• The data:
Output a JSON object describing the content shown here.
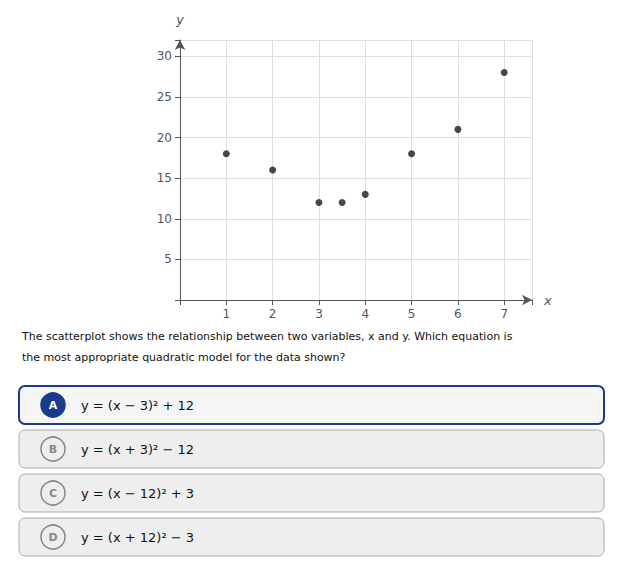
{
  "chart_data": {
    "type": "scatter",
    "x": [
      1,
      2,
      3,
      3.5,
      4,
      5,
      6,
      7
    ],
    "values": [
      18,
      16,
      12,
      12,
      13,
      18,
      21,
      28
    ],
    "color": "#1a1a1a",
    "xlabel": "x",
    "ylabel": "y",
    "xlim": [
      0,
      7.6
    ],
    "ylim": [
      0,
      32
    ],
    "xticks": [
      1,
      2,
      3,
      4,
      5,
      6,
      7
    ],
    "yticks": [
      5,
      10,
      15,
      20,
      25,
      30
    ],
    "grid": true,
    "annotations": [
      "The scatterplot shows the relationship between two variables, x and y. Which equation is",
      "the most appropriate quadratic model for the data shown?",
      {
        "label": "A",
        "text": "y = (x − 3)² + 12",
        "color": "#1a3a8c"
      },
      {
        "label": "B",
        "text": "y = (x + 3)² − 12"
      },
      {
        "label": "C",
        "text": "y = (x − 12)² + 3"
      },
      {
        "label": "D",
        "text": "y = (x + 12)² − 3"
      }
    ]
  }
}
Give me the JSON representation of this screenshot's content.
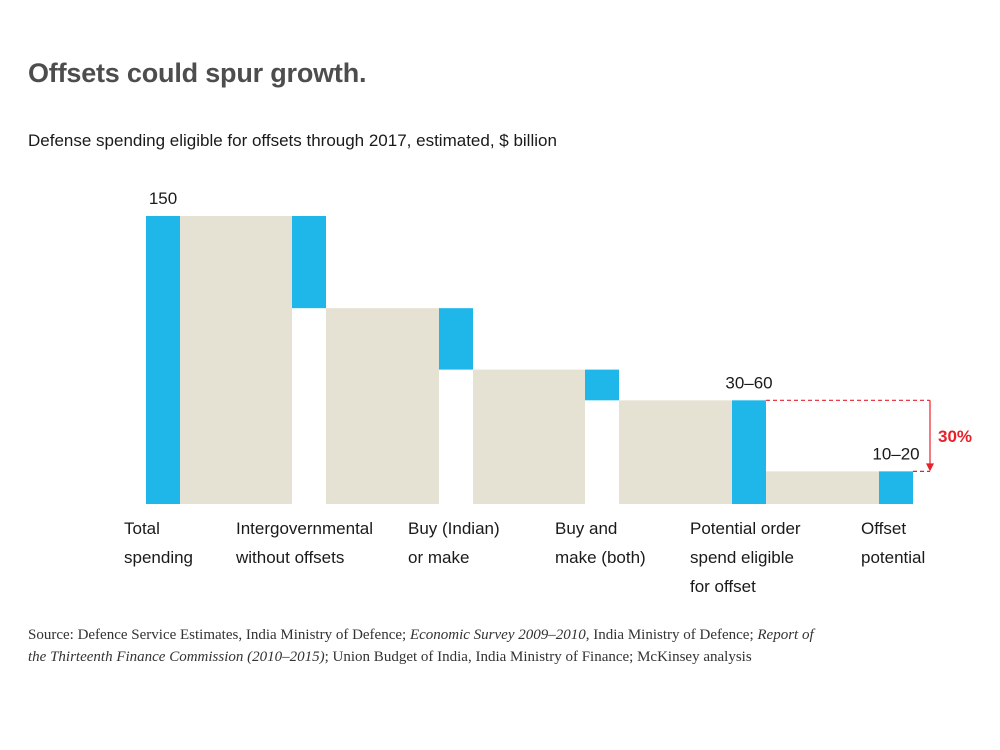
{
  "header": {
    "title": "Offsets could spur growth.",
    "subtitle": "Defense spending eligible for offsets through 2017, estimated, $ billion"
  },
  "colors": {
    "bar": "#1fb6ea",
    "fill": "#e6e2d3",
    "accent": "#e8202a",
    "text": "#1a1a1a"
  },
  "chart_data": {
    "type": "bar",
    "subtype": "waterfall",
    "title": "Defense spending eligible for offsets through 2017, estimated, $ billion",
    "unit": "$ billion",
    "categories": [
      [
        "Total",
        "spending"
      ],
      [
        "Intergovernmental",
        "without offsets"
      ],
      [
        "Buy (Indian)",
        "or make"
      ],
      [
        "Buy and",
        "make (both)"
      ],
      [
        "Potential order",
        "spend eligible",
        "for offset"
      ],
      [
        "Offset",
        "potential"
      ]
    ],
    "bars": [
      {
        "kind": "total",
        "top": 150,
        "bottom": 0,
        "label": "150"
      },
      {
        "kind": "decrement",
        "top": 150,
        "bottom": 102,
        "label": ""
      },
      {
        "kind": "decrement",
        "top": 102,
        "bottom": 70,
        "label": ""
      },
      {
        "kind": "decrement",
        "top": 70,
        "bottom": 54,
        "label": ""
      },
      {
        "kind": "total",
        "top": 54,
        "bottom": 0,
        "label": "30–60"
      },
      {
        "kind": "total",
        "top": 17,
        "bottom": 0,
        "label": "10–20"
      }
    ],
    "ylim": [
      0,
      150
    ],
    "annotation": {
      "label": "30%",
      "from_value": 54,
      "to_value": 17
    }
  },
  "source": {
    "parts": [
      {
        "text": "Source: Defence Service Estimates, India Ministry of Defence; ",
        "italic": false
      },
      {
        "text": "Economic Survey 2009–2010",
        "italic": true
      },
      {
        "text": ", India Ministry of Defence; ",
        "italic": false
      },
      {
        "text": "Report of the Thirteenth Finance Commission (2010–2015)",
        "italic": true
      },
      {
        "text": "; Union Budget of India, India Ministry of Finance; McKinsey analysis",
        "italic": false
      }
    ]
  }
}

• Work required:
Scan the data above; copy every line where "Defense" appears.

• Result of this task:
    "subtitle": "Defense spending eligible for offsets through 2017, estimated, $ billion"
    "title": "Defense spending eligible for offsets through 2017, estimated, $ billion",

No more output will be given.